DATASET RECORDS start

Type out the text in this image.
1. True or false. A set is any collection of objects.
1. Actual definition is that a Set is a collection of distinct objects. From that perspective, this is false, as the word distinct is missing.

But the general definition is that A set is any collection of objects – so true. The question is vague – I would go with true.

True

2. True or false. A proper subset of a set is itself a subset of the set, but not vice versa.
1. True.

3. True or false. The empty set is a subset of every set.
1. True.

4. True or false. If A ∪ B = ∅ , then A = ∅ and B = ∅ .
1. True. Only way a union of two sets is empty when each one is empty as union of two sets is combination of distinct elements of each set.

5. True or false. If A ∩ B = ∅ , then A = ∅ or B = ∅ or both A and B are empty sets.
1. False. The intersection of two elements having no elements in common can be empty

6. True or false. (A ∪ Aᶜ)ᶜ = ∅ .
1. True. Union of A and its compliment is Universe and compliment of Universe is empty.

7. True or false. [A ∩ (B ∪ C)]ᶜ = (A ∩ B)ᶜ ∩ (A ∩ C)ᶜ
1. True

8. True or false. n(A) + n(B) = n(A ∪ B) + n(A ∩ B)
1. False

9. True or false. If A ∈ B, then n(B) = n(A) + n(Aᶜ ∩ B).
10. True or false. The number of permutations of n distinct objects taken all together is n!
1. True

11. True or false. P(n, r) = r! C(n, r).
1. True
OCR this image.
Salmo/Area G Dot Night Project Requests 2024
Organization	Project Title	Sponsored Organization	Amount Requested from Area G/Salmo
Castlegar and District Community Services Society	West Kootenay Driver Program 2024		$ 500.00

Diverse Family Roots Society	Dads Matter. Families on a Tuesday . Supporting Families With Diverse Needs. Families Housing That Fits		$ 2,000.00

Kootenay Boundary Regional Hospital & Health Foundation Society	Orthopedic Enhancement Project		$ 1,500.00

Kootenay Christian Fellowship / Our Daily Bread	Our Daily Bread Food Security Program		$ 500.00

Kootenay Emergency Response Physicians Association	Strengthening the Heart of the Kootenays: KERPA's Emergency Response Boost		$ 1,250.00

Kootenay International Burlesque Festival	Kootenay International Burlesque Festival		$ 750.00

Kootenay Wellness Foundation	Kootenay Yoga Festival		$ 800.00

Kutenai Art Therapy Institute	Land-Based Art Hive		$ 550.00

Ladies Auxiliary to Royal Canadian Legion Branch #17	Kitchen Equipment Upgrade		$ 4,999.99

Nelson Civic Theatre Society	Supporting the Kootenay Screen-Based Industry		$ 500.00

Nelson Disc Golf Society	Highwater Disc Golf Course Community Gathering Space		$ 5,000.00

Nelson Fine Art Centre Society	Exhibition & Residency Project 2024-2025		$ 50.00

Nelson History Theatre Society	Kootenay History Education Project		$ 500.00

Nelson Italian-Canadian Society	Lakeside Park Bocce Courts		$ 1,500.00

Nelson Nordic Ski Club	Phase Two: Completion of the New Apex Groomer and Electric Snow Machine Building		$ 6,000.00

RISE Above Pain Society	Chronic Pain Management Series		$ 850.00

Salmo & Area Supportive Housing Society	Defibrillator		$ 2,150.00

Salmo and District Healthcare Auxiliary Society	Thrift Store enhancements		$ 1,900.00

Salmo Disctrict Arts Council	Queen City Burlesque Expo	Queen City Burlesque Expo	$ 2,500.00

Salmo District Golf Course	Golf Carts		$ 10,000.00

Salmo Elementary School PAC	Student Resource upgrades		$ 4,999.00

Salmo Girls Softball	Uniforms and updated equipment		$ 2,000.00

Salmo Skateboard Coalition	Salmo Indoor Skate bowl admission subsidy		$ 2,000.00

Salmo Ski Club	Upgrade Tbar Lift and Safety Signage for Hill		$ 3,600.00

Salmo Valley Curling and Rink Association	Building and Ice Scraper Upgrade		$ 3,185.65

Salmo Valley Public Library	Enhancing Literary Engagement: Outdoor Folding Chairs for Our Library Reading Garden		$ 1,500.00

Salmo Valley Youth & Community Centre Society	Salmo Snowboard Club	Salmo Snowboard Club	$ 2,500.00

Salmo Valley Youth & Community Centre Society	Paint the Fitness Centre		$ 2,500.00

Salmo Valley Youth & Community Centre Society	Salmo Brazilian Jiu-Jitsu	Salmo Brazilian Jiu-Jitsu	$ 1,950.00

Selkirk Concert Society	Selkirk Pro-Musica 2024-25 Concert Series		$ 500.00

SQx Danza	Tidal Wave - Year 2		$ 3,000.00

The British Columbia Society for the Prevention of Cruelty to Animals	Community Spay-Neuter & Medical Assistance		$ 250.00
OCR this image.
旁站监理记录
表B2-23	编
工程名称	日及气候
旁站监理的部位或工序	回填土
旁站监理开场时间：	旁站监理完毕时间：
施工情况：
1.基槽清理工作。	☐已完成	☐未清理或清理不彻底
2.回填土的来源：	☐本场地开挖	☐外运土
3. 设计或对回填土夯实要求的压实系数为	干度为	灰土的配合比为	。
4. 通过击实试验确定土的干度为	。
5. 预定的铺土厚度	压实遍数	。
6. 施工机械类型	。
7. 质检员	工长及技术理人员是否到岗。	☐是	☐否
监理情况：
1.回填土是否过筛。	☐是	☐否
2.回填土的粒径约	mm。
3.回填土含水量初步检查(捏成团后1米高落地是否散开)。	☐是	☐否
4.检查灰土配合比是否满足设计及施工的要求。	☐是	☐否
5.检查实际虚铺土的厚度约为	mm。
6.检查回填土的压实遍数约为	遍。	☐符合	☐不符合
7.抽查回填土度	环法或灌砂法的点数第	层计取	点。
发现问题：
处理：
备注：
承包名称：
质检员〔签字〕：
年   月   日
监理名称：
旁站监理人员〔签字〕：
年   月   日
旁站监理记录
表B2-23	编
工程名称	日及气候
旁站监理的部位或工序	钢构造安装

DATASET RECORDS end

• REQUIRED TASK:
Reply with one number only: the count of lines in the entries that contain "this".

• REPLY:
4